#### WHAT IS ASKED:
All records are to be retyped faithfully and completely.

#### DATA TO PROCESS:
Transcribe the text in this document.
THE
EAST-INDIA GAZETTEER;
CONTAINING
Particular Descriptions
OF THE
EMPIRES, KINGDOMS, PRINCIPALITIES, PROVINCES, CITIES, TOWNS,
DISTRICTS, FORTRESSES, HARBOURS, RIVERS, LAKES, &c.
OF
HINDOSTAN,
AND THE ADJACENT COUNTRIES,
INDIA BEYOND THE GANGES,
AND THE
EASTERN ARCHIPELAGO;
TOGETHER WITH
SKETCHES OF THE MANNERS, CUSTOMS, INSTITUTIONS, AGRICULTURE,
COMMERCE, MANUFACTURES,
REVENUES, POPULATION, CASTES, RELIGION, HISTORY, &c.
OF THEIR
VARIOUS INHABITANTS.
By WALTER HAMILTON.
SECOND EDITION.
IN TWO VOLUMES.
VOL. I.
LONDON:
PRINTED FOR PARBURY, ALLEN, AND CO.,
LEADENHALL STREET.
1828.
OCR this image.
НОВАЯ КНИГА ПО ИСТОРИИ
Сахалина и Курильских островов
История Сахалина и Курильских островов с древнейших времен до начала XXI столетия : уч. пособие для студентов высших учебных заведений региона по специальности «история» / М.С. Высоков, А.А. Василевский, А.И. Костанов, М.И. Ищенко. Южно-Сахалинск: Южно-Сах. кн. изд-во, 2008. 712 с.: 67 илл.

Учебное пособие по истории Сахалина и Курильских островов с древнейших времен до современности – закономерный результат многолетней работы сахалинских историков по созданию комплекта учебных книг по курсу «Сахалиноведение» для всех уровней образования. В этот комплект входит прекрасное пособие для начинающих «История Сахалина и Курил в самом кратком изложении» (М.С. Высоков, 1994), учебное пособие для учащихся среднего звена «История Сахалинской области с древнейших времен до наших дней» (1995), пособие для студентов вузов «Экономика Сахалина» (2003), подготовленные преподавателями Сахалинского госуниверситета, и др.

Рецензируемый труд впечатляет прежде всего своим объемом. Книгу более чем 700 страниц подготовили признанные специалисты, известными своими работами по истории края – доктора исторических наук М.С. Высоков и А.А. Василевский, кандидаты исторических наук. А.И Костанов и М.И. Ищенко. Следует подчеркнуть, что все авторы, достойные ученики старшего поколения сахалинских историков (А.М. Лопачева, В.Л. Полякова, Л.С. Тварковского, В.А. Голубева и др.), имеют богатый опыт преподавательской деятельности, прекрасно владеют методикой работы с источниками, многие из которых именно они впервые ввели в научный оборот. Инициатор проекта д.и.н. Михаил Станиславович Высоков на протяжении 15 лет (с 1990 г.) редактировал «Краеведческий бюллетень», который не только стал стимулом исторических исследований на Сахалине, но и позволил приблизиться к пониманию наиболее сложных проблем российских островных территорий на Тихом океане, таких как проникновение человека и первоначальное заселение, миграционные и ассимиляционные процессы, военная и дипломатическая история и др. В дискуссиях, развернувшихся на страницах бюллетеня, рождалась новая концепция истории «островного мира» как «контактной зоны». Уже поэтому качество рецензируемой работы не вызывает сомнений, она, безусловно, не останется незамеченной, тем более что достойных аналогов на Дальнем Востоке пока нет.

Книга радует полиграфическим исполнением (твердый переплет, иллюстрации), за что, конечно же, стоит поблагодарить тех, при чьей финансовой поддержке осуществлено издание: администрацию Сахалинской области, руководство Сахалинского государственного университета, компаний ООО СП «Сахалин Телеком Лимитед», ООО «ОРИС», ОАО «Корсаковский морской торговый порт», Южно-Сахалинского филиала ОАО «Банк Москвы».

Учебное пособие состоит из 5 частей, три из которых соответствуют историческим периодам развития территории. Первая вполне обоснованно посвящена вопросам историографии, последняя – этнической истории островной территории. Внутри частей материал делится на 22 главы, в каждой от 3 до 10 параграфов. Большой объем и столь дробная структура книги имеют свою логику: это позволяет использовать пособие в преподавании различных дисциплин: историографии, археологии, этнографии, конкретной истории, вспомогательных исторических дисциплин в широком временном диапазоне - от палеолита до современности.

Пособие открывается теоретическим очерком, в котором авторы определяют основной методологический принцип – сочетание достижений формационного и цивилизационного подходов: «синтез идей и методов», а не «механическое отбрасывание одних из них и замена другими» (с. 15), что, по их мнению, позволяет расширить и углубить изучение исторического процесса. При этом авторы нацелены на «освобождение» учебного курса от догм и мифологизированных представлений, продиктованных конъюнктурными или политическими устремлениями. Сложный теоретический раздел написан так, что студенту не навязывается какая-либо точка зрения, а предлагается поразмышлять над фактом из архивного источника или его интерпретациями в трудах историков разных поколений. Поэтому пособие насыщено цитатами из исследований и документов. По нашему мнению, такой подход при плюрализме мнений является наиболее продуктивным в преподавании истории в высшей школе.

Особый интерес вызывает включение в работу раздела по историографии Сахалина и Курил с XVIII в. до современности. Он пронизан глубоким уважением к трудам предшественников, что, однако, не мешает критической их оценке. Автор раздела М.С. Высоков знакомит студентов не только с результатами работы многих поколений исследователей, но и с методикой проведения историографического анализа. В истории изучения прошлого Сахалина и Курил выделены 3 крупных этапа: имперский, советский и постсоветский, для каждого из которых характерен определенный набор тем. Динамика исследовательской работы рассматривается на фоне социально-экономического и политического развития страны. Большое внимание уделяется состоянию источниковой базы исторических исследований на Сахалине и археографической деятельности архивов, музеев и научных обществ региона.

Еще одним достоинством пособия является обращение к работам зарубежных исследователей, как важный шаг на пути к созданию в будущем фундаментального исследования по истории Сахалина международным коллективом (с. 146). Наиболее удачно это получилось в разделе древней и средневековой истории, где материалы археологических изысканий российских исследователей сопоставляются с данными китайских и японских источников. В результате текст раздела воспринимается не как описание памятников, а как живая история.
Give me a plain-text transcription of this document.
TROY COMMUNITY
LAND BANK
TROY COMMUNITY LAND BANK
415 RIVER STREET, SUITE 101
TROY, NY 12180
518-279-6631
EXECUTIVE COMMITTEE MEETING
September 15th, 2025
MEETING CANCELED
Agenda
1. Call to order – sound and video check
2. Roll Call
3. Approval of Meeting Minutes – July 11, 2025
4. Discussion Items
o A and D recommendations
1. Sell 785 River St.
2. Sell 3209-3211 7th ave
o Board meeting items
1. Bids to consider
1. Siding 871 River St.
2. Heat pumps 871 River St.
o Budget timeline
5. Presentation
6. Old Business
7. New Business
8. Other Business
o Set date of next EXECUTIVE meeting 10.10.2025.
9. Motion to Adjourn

#### WORKED SOLUTION:
Transcribe the text in this document.
THE
EAST-INDIA GAZETTEER;
CONTAINING
Particular Descriptions
OF THE
EMPIRES, KINGDOMS, PRINCIPALITIES, PROVINCES, CITIES, TOWNS,
DISTRICTS, FORTRESSES, HARBOURS, RIVERS, LAKES, &c.
OF
HINDOSTAN,
AND THE ADJACENT COUNTRIES,
INDIA BEYOND THE GANGES,
AND THE
EASTERN ARCHIPELAGO;
TOGETHER WITH
SKETCHES OF THE MANNERS, CUSTOMS, INSTITUTIONS, AGRICULTURE,
COMMERCE, MANUFACTURES,
REVENUES, POPULATION, CASTES, RELIGION, HISTORY, &c.
OF THEIR
VARIOUS INHABITANTS.
By WALTER HAMILTON.
SECOND EDITION.
IN TWO VOLUMES.
VOL. I.
LONDON:
PRINTED FOR PARBURY, ALLEN, AND CO.,
LEADENHALL STREET.
1828.
OCR this image.
НОВАЯ КНИГА ПО ИСТОРИИ
Сахалина и Курильских островов
История Сахалина и Курильских островов с древнейших времен до начала XXI столетия : уч. пособие для студентов высших учебных заведений региона по специальности «история» / М.С. Высоков, А.А. Василевский, А.И. Костанов, М.И. Ищенко. Южно-Сахалинск: Южно-Сах. кн. изд-во, 2008. 712 с.: 67 илл.

Учебное пособие по истории Сахалина и Курильских островов с древнейших времен до современности – закономерный результат многолетней работы сахалинских историков по созданию комплекта учебных книг по курсу «Сахалиноведение» для всех уровней образования. В этот комплект входит прекрасное пособие для начинающих «История Сахалина и Курил в самом кратком изложении» (М.С. Высоков, 1994), учебное пособие для учащихся среднего звена «История Сахалинской области с древнейших времен до наших дней» (1995), пособие для студентов вузов «Экономика Сахалина» (2003), подготовленные преподавателями Сахалинского госуниверситета, и др.

Рецензируемый труд впечатляет прежде всего своим объемом. Книгу более чем 700 страниц подготовили признанные специалисты, известными своими работами по истории края – доктора исторических наук М.С. Высоков и А.А. Василевский, кандидаты исторических наук. А.И Костанов и М.И. Ищенко. Следует подчеркнуть, что все авторы, достойные ученики старшего поколения сахалинских историков (А.М. Лопачева, В.Л. Полякова, Л.С. Тварковского, В.А. Голубева и др.), имеют богатый опыт преподавательской деятельности, прекрасно владеют методикой работы с источниками, многие из которых именно они впервые ввели в научный оборот. Инициатор проекта д.и.н. Михаил Станиславович Высоков на протяжении 15 лет (с 1990 г.) редактировал «Краеведческий бюллетень», который не только стал стимулом исторических исследований на Сахалине, но и позволил приблизиться к пониманию наиболее сложных проблем российских островных территорий на Тихом океане, таких как проникновение человека и первоначальное заселение, миграционные и ассимиляционные процессы, военная и дипломатическая история и др. В дискуссиях, развернувшихся на страницах бюллетеня, рождалась новая концепция истории «островного мира» как «контактной зоны». Уже поэтому качество рецензируемой работы не вызывает сомнений, она, безусловно, не останется незамеченной, тем более что достойных аналогов на Дальнем Востоке пока нет.

Книга радует полиграфическим исполнением (твердый переплет, иллюстрации), за что, конечно же, стоит поблагодарить тех, при чьей финансовой поддержке осуществлено издание: администрацию Сахалинской области, руководство Сахалинского государственного университета, компаний ООО СП «Сахалин Телеком Лимитед», ООО «ОРИС», ОАО «Корсаковский морской торговый порт», Южно-Сахалинского филиала ОАО «Банк Москвы».

Учебное пособие состоит из 5 частей, три из которых соответствуют историческим периодам развития территории. Первая вполне обоснованно посвящена вопросам историографии, последняя – этнической истории островной территории. Внутри частей материал делится на 22 главы, в каждой от 3 до 10 параграфов. Большой объем и столь дробная структура книги имеют свою логику: это позволяет использовать пособие в преподавании различных дисциплин: историографии, археологии, этнографии, конкретной истории, вспомогательных исторических дисциплин в широком временном диапазоне - от палеолита до современности.

Пособие открывается теоретическим очерком, в котором авторы определяют основной методологический принцип – сочетание достижений формационного и цивилизационного подходов: «синтез идей и методов», а не «механическое отбрасывание одних из них и замена другими» (с. 15), что, по их мнению, позволяет расширить и углубить изучение исторического процесса. При этом авторы нацелены на «освобождение» учебного курса от догм и мифологизированных представлений, продиктованных конъюнктурными или политическими устремлениями. Сложный теоретический раздел написан так, что студенту не навязывается какая-либо точка зрения, а предлагается поразмышлять над фактом из архивного источника или его интерпретациями в трудах историков разных поколений. Поэтому пособие насыщено цитатами из исследований и документов. По нашему мнению, такой подход при плюрализме мнений является наиболее продуктивным в преподавании истории в высшей школе.

Особый интерес вызывает включение в работу раздела по историографии Сахалина и Курил с XVIII в. до современности. Он пронизан глубоким уважением к трудам предшественников, что, однако, не мешает критической их оценке. Автор раздела М.С. Высоков знакомит студентов не только с результатами работы многих поколений исследователей, но и с методикой проведения историографического анализа. В истории изучения прошлого Сахалина и Курил выделены 3 крупных этапа: имперский, советский и постсоветский, для каждого из которых характерен определенный набор тем. Динамика исследовательской работы рассматривается на фоне социально-экономического и политического развития страны. Большое внимание уделяется состоянию источниковой базы исторических исследований на Сахалине и археографической деятельности архивов, музеев и научных обществ региона.

Еще одним достоинством пособия является обращение к работам зарубежных исследователей, как важный шаг на пути к созданию в будущем фундаментального исследования по истории Сахалина международным коллективом (с. 146). Наиболее удачно это получилось в разделе древней и средневековой истории, где материалы археологических изысканий российских исследователей сопоставляются с данными китайских и японских источников. В результате текст раздела воспринимается не как описание памятников, а как живая история.
Give me a plain-text transcription of this document.
TROY COMMUNITY
LAND BANK
TROY COMMUNITY LAND BANK
415 RIVER STREET, SUITE 101
TROY, NY 12180
518-279-6631
EXECUTIVE COMMITTEE MEETING
September 15th, 2025
MEETING CANCELED
Agenda
1. Call to order – sound and video check
2. Roll Call
3. Approval of Meeting Minutes – July 11, 2025
4. Discussion Items
o A and D recommendations
1. Sell 785 River St.
2. Sell 3209-3211 7th ave
o Board meeting items
1. Bids to consider
1. Siding 871 River St.
2. Heat pumps 871 River St.
o Budget timeline
5. Presentation
6. Old Business
7. New Business
8. Other Business
o Set date of next EXECUTIVE meeting 10.10.2025.
9. Motion to Adjourn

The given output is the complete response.